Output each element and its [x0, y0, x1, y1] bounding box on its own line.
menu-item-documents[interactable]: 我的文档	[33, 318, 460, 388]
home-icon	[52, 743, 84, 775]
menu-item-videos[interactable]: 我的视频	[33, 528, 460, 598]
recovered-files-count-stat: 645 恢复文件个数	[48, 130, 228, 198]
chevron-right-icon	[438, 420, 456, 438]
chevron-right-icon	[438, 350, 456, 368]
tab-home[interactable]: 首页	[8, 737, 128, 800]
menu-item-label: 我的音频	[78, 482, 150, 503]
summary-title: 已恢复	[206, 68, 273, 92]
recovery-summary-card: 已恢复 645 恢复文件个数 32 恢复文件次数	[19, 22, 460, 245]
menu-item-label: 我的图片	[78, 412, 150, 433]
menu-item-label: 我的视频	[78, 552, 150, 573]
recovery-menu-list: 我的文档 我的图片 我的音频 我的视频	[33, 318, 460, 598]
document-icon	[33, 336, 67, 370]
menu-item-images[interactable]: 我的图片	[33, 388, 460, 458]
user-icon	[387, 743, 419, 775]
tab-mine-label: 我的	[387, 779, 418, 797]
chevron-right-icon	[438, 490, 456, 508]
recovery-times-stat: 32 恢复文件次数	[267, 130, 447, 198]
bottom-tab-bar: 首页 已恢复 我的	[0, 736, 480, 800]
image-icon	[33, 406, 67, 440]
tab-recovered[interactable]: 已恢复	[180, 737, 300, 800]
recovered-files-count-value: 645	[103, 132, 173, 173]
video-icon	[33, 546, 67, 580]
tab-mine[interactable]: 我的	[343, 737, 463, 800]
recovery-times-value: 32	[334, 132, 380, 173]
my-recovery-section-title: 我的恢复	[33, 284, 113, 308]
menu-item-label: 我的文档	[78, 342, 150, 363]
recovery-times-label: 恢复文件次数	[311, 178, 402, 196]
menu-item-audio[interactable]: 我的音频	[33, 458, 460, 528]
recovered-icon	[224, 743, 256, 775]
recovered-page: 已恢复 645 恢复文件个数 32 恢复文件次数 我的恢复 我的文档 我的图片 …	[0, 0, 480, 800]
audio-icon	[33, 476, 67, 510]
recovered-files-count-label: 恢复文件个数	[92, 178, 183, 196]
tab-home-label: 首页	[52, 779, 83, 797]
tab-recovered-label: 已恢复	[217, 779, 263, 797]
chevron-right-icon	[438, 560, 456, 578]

(GIVEN REQUEST)
Copy every line of the material above without any changes.

(SOLUTION TO THIS EXERCISE)
Output each element and its [x0, y0, x1, y1] bounding box on its own line.
menu-item-documents[interactable]: 我的文档	[33, 318, 460, 388]
home-icon	[52, 743, 84, 775]
menu-item-videos[interactable]: 我的视频	[33, 528, 460, 598]
recovered-files-count-stat: 645 恢复文件个数	[48, 130, 228, 198]
chevron-right-icon	[438, 420, 456, 438]
chevron-right-icon	[438, 350, 456, 368]
tab-home[interactable]: 首页	[8, 737, 128, 800]
menu-item-label: 我的音频	[78, 482, 150, 503]
summary-title: 已恢复	[206, 68, 273, 92]
recovery-summary-card: 已恢复 645 恢复文件个数 32 恢复文件次数	[19, 22, 460, 245]
menu-item-label: 我的图片	[78, 412, 150, 433]
menu-item-label: 我的视频	[78, 552, 150, 573]
recovery-menu-list: 我的文档 我的图片 我的音频 我的视频	[33, 318, 460, 598]
document-icon	[33, 336, 67, 370]
menu-item-images[interactable]: 我的图片	[33, 388, 460, 458]
user-icon	[387, 743, 419, 775]
tab-mine-label: 我的	[387, 779, 418, 797]
chevron-right-icon	[438, 490, 456, 508]
recovery-times-stat: 32 恢复文件次数	[267, 130, 447, 198]
bottom-tab-bar: 首页 已恢复 我的	[0, 736, 480, 800]
image-icon	[33, 406, 67, 440]
tab-recovered[interactable]: 已恢复	[180, 737, 300, 800]
recovered-files-count-value: 645	[103, 132, 173, 173]
video-icon	[33, 546, 67, 580]
tab-mine[interactable]: 我的	[343, 737, 463, 800]
recovery-times-value: 32	[334, 132, 380, 173]
my-recovery-section-title: 我的恢复	[33, 284, 113, 308]
menu-item-label: 我的文档	[78, 342, 150, 363]
recovery-times-label: 恢复文件次数	[311, 178, 402, 196]
menu-item-audio[interactable]: 我的音频	[33, 458, 460, 528]
recovered-icon	[224, 743, 256, 775]
recovered-page: 已恢复 645 恢复文件个数 32 恢复文件次数 我的恢复 我的文档 我的图片 …	[0, 0, 480, 800]
audio-icon	[33, 476, 67, 510]
recovered-files-count-label: 恢复文件个数	[92, 178, 183, 196]
tab-home-label: 首页	[52, 779, 83, 797]
tab-recovered-label: 已恢复	[217, 779, 263, 797]
chevron-right-icon	[438, 560, 456, 578]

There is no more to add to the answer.